-- START EXCERPT --
The Minister of Finance and Coordinating Minister of the Economy, Wale Edun, disclosed the development on Tuesday while appearing before the House of Representatives Committees on Finance and National Planning.

Edun said the Federal Government had projected revenues of N40.8tn for 2025 but is now expected to end the year with actual inflows of only about N10.7trn.

The disclosure was made during deliberations on the 2026–2028 Medium Term Expenditure Framework (MTEF) and Fiscal Strategy Paper (FSP).

According to the minister, the ambitious revenue target was intended to finance the N54.9tn 2025 “budget of restoration,” which was crafted to stabilise the economy, strengthen security and set the stage for sustainable growth.

However, he acknowledged that weak fiscal performance had severely undermined those objectives.

“Based on current trends, total federal revenues for the year are likely to end at around N10.7tn, far below the N40.8tn that was projected,” Edun told lawmakers.
-- END EXCERPT --
-- START SUPPLIED RECORDS --
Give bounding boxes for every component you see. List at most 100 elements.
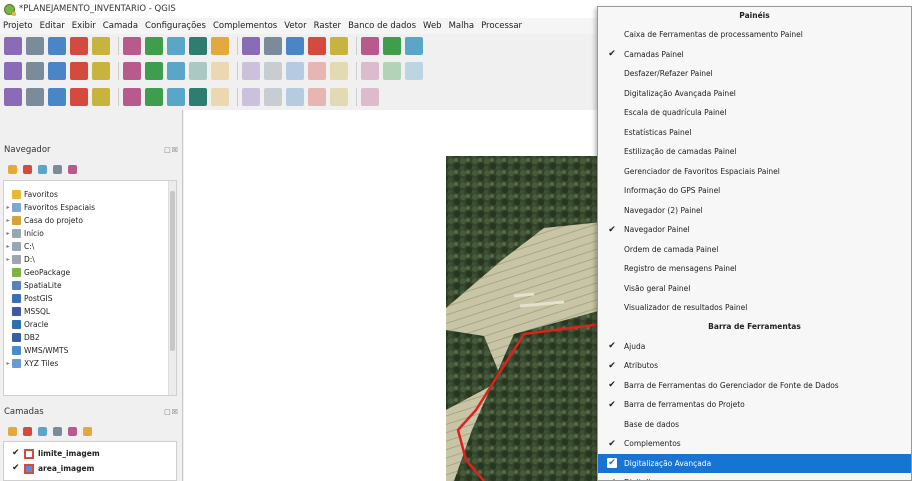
enable-properties-icon[interactable] (68, 164, 77, 174)
panel-toggle-4[interactable]: Escala de quadrícula Painel (598, 103, 911, 122)
cut-features-icon[interactable] (264, 62, 282, 80)
browser-item-12[interactable]: WMS/WMTS (4, 345, 68, 356)
menu-checkbox[interactable]: ✔ (607, 49, 617, 59)
panel-toggle-3[interactable]: Digitalização Avançada Painel (598, 84, 911, 103)
menu-checkbox[interactable] (607, 69, 617, 79)
map-tips-icon[interactable] (330, 37, 348, 55)
vertex-tool-icon[interactable] (48, 62, 66, 80)
save-project-icon[interactable] (48, 37, 66, 55)
pan-icon[interactable] (123, 37, 141, 55)
browser-item-10[interactable]: Oracle (4, 319, 48, 330)
menu-checkbox[interactable] (607, 283, 617, 293)
browser-tree[interactable]: Favoritos ▸ Favoritos Espaciais ▸ Casa do pr… (3, 180, 177, 396)
panel-toggle-12[interactable]: Registro de mensagens Painel (598, 259, 911, 278)
add-mesh-icon[interactable] (211, 88, 229, 106)
add-virtual-layer-icon[interactable] (189, 88, 207, 106)
expand-arrow-icon[interactable]: ▸ (4, 256, 12, 263)
open-project-icon[interactable] (26, 37, 44, 55)
menu-checkbox[interactable]: ✔ (607, 225, 617, 235)
toolbar-toggle-1[interactable]: ✔ Atributos (598, 356, 911, 375)
delete-selected-icon[interactable] (242, 62, 260, 80)
add-spatialite-icon[interactable] (70, 88, 88, 106)
menu-7[interactable]: Raster (314, 21, 341, 31)
digitize-shape-icon[interactable] (70, 62, 88, 80)
pencil-edit-icon[interactable] (145, 62, 163, 80)
panel-toggle-5[interactable]: Estatísticas Painel (598, 123, 911, 142)
browser-item-0[interactable]: Favoritos (4, 189, 58, 200)
toolbar-toggle-5[interactable]: ✔ Complementos (598, 434, 911, 453)
add-selected-layers-icon[interactable] (8, 164, 17, 174)
zoom-last-icon[interactable] (286, 37, 304, 55)
layers-panel-dock-buttons[interactable]: □☒ (164, 408, 179, 416)
refresh-icon[interactable] (405, 37, 423, 55)
new-print-layout-icon[interactable] (70, 37, 88, 55)
browser-scrollbar[interactable] (168, 181, 176, 395)
add-group-icon[interactable] (23, 426, 32, 436)
panel-toggle-9[interactable]: Navegador (2) Painel (598, 201, 911, 220)
menu-checkbox[interactable] (607, 205, 617, 215)
add-wms-icon[interactable] (123, 88, 141, 106)
menu-checkbox[interactable] (607, 186, 617, 196)
zoom-next-icon[interactable] (308, 37, 326, 55)
menu-0[interactable]: Projeto (3, 21, 33, 31)
menu-2[interactable]: Exibir (72, 21, 96, 31)
browser-item-9[interactable]: MSSQL (4, 306, 50, 317)
menu-checkbox[interactable] (607, 419, 617, 429)
new-shapefile-icon[interactable] (242, 88, 260, 106)
panel-toggle-14[interactable]: Visualizador de resultados Painel (598, 298, 911, 317)
undo-icon[interactable] (330, 62, 348, 80)
show-bookmarks-icon[interactable] (383, 37, 401, 55)
layout-manager-icon[interactable] (92, 37, 110, 55)
expand-arrow-icon[interactable]: ▸ (4, 204, 12, 211)
menu-11[interactable]: Processar (481, 21, 522, 31)
menu-10[interactable]: Malha (449, 21, 475, 31)
toolbar-toggle-3[interactable]: ✔ Barra de ferramentas do Projeto (598, 395, 911, 414)
menu-checkbox[interactable] (607, 244, 617, 254)
browser-item-8[interactable]: PostGIS (4, 293, 52, 304)
menu-1[interactable]: Editar (40, 21, 65, 31)
add-wfs-icon[interactable] (145, 88, 163, 106)
browser-item-3[interactable]: ▸ Início (4, 228, 44, 239)
add-delimited-text-icon[interactable] (167, 88, 185, 106)
menu-checkbox[interactable] (607, 147, 617, 157)
add-gps-icon[interactable] (308, 88, 326, 106)
add-postgis-icon[interactable] (92, 88, 110, 106)
menu-checkbox[interactable]: ✔ (607, 458, 617, 468)
layer-visibility-checkbox[interactable]: ✔ (12, 449, 21, 458)
toolbar-toggle-2[interactable]: ✔ Barra de Ferramentas do Gerenciador de … (598, 376, 911, 395)
panel-toggle-11[interactable]: Ordem de camada Painel (598, 240, 911, 259)
filter-legend-icon[interactable] (53, 426, 62, 436)
menu-checkbox[interactable] (607, 127, 617, 137)
menu-checkbox[interactable] (607, 30, 617, 40)
filter-browser-icon[interactable] (38, 164, 47, 174)
new-bookmark-icon[interactable] (361, 37, 379, 55)
menu-4[interactable]: Configurações (145, 21, 206, 31)
layer-visibility-checkbox[interactable]: ✔ (12, 464, 21, 473)
save-layer-edits-icon[interactable] (167, 62, 185, 80)
layer-row-1[interactable]: ✔ area_imagem (12, 462, 94, 475)
add-raster-layer-icon[interactable] (48, 88, 66, 106)
browser-item-5[interactable]: ▸ D:\ (4, 254, 35, 265)
manage-map-themes-icon[interactable] (38, 426, 47, 436)
toolbar-toggle-6[interactable]: ✔ Digitalização Avançada (598, 453, 911, 473)
zoom-out-icon[interactable] (189, 37, 207, 55)
new-geopackage-icon[interactable] (264, 88, 282, 106)
browser-item-13[interactable]: ▸ XYZ Tiles (4, 358, 58, 369)
pan-to-selection-icon[interactable] (145, 37, 163, 55)
add-vector-tile-icon[interactable] (330, 88, 348, 106)
layer-styling-icon[interactable] (4, 88, 22, 106)
menu-checkbox[interactable] (607, 108, 617, 118)
browser-item-1[interactable]: ▸ Favoritos Espaciais (4, 202, 95, 213)
add-vector-layer-icon[interactable] (26, 88, 44, 106)
move-feature-icon[interactable] (211, 62, 229, 80)
browser-item-2[interactable]: ▸ Casa do projeto (4, 215, 83, 226)
browser-item-7[interactable]: SpatiaLite (4, 280, 62, 291)
collapse-all-icon[interactable] (53, 164, 62, 174)
panel-toggle-1[interactable]: ✔ Camadas Painel (598, 45, 911, 64)
zoom-to-layer-icon[interactable] (264, 37, 282, 55)
menu-9[interactable]: Web (423, 21, 442, 31)
panel-toggle-10[interactable]: ✔ Navegador Painel (598, 220, 911, 239)
add-point-cloud-icon[interactable] (361, 88, 379, 106)
browser-scrollbar-thumb[interactable] (170, 191, 175, 351)
menu-checkbox[interactable]: ✔ (607, 439, 617, 449)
-- END SUPPLIED RECORDS --
THE REQUEST
Repeat the passage from the excerpt about the 2025 federal revenue shortfall, starting at "The Minister of" and ending at "Strategy Paper (FSP).".

RESULT BELOW
The Minister of Finance and Coordinating Minister of the Economy, Wale Edun, disclosed the development on Tuesday while appearing before the House of Representatives Committees on Finance and National Planning.

Edun said the Federal Government had projected revenues of N40.8tn for 2025 but is now expected to end the year with actual inflows of only about N10.7trn.

The disclosure was made during deliberations on the 2026–2028 Medium Term Expenditure Framework (MTEF) and Fiscal Strategy Paper (FSP).